━━ Task data

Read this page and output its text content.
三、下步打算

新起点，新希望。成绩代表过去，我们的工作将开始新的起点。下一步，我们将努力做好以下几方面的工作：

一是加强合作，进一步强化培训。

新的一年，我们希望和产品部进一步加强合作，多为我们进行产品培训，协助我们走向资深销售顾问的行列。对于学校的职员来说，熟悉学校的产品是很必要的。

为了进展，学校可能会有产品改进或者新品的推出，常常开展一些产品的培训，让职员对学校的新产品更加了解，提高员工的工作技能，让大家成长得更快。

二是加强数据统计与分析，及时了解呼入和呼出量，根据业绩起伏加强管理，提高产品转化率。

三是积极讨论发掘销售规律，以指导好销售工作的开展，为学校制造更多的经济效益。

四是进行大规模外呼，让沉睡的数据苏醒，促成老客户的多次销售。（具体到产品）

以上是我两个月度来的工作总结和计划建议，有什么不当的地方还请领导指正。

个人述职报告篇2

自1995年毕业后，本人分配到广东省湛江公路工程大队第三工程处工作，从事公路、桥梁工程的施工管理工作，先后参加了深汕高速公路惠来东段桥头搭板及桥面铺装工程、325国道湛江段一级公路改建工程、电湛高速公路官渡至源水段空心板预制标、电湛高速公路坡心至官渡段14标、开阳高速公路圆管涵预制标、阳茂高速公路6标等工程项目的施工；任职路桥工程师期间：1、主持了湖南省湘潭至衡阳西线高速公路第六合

━━━━

_Directions for this task_:
Each line of the material should be echoed exactly.

_Response to the exercise_:
Read this page and output its text content.
三、下步打算

新起点，新希望。成绩代表过去，我们的工作将开始新的起点。下一步，我们将努力做好以下几方面的工作：

一是加强合作，进一步强化培训。

新的一年，我们希望和产品部进一步加强合作，多为我们进行产品培训，协助我们走向资深销售顾问的行列。对于学校的职员来说，熟悉学校的产品是很必要的。

为了进展，学校可能会有产品改进或者新品的推出，常常开展一些产品的培训，让职员对学校的新产品更加了解，提高员工的工作技能，让大家成长得更快。

二是加强数据统计与分析，及时了解呼入和呼出量，根据业绩起伏加强管理，提高产品转化率。

三是积极讨论发掘销售规律，以指导好销售工作的开展，为学校制造更多的经济效益。

四是进行大规模外呼，让沉睡的数据苏醒，促成老客户的多次销售。（具体到产品）

以上是我两个月度来的工作总结和计划建议，有什么不当的地方还请领导指正。

个人述职报告篇2

自1995年毕业后，本人分配到广东省湛江公路工程大队第三工程处工作，从事公路、桥梁工程的施工管理工作，先后参加了深汕高速公路惠来东段桥头搭板及桥面铺装工程、325国道湛江段一级公路改建工程、电湛高速公路官渡至源水段空心板预制标、电湛高速公路坡心至官渡段14标、开阳高速公路圆管涵预制标、阳茂高速公路6标等工程项目的施工；任职路桥工程师期间：1、主持了湖南省湘潭至衡阳西线高速公路第六合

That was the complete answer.